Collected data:
----------

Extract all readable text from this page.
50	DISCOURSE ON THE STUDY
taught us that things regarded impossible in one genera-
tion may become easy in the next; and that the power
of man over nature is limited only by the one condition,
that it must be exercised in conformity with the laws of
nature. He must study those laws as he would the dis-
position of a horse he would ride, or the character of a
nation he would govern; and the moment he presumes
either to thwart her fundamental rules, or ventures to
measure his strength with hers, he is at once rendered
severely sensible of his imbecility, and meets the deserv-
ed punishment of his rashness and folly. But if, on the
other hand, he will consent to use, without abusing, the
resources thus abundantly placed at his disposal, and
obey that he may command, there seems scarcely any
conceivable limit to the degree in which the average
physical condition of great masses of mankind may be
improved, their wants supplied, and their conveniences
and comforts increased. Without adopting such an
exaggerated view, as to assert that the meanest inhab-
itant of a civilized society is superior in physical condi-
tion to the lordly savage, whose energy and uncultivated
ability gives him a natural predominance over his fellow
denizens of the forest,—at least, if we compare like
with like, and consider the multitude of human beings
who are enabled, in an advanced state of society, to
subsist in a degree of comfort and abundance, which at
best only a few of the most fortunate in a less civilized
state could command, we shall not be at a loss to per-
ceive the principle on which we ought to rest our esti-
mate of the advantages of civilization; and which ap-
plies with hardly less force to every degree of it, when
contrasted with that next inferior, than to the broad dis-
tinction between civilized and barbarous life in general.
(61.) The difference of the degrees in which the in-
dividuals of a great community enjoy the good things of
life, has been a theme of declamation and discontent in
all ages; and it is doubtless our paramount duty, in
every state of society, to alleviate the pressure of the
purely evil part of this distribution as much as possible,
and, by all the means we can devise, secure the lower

----------

**Problem**
What is needed here is an exact reproduction of all the entries.

**Answer to the task**
Extract all readable text from this page.
50	DISCOURSE ON THE STUDY
taught us that things regarded impossible in one genera-
tion may become easy in the next; and that the power
of man over nature is limited only by the one condition,
that it must be exercised in conformity with the laws of
nature. He must study those laws as he would the dis-
position of a horse he would ride, or the character of a
nation he would govern; and the moment he presumes
either to thwart her fundamental rules, or ventures to
measure his strength with hers, he is at once rendered
severely sensible of his imbecility, and meets the deserv-
ed punishment of his rashness and folly. But if, on the
other hand, he will consent to use, without abusing, the
resources thus abundantly placed at his disposal, and
obey that he may command, there seems scarcely any
conceivable limit to the degree in which the average
physical condition of great masses of mankind may be
improved, their wants supplied, and their conveniences
and comforts increased. Without adopting such an
exaggerated view, as to assert that the meanest inhab-
itant of a civilized society is superior in physical condi-
tion to the lordly savage, whose energy and uncultivated
ability gives him a natural predominance over his fellow
denizens of the forest,—at least, if we compare like
with like, and consider the multitude of human beings
who are enabled, in an advanced state of society, to
subsist in a degree of comfort and abundance, which at
best only a few of the most fortunate in a less civilized
state could command, we shall not be at a loss to per-
ceive the principle on which we ought to rest our esti-
mate of the advantages of civilization; and which ap-
plies with hardly less force to every degree of it, when
contrasted with that next inferior, than to the broad dis-
tinction between civilized and barbarous life in general.
(61.) The difference of the degrees in which the in-
dividuals of a great community enjoy the good things of
life, has been a theme of declamation and discontent in
all ages; and it is doubtless our paramount duty, in
every state of society, to alleviate the pressure of the
purely evil part of this distribution as much as possible,
and, by all the means we can devise, secure the lower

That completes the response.